Collected data.
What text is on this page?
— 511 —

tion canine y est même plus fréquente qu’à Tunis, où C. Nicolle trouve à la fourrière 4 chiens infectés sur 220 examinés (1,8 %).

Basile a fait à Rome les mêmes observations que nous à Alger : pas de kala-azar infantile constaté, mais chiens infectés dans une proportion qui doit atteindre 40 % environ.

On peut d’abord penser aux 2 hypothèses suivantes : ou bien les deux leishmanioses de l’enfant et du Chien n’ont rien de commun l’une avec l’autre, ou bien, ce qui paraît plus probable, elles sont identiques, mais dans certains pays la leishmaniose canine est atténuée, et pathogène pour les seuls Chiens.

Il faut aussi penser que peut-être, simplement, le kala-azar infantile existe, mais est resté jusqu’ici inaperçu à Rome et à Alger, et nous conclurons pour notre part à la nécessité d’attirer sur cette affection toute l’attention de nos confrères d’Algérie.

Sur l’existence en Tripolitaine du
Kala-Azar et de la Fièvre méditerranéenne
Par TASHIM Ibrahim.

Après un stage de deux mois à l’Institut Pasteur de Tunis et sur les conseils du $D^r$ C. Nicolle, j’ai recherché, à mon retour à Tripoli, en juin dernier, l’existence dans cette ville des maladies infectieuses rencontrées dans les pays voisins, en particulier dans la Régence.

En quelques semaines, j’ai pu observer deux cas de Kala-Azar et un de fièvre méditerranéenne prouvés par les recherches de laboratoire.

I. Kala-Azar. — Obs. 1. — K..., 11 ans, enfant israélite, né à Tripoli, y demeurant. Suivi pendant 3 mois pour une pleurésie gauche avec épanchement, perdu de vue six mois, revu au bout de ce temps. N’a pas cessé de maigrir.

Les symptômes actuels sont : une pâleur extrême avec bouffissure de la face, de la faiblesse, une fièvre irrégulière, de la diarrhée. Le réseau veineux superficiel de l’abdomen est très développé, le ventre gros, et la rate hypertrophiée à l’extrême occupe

Exercise. Exactly reproduce every line found in the records.

The completed task.
What text is on this page?
— 511 —

tion canine y est même plus fréquente qu’à Tunis, où C. Nicolle trouve à la fourrière 4 chiens infectés sur 220 examinés (1,8 %).

Basile a fait à Rome les mêmes observations que nous à Alger : pas de kala-azar infantile constaté, mais chiens infectés dans une proportion qui doit atteindre 40 % environ.

On peut d’abord penser aux 2 hypothèses suivantes : ou bien les deux leishmanioses de l’enfant et du Chien n’ont rien de commun l’une avec l’autre, ou bien, ce qui paraît plus probable, elles sont identiques, mais dans certains pays la leishmaniose canine est atténuée, et pathogène pour les seuls Chiens.

Il faut aussi penser que peut-être, simplement, le kala-azar infantile existe, mais est resté jusqu’ici inaperçu à Rome et à Alger, et nous conclurons pour notre part à la nécessité d’attirer sur cette affection toute l’attention de nos confrères d’Algérie.

Sur l’existence en Tripolitaine du
Kala-Azar et de la Fièvre méditerranéenne
Par TASHIM Ibrahim.

Après un stage de deux mois à l’Institut Pasteur de Tunis et sur les conseils du $D^r$ C. Nicolle, j’ai recherché, à mon retour à Tripoli, en juin dernier, l’existence dans cette ville des maladies infectieuses rencontrées dans les pays voisins, en particulier dans la Régence.

En quelques semaines, j’ai pu observer deux cas de Kala-Azar et un de fièvre méditerranéenne prouvés par les recherches de laboratoire.

I. Kala-Azar. — Obs. 1. — K..., 11 ans, enfant israélite, né à Tripoli, y demeurant. Suivi pendant 3 mois pour une pleurésie gauche avec épanchement, perdu de vue six mois, revu au bout de ce temps. N’a pas cessé de maigrir.

Les symptômes actuels sont : une pâleur extrême avec bouffissure de la face, de la faiblesse, une fièvre irrégulière, de la diarrhée. Le réseau veineux superficiel de l’abdomen est très développé, le ventre gros, et la rate hypertrophiée à l’extrême occupe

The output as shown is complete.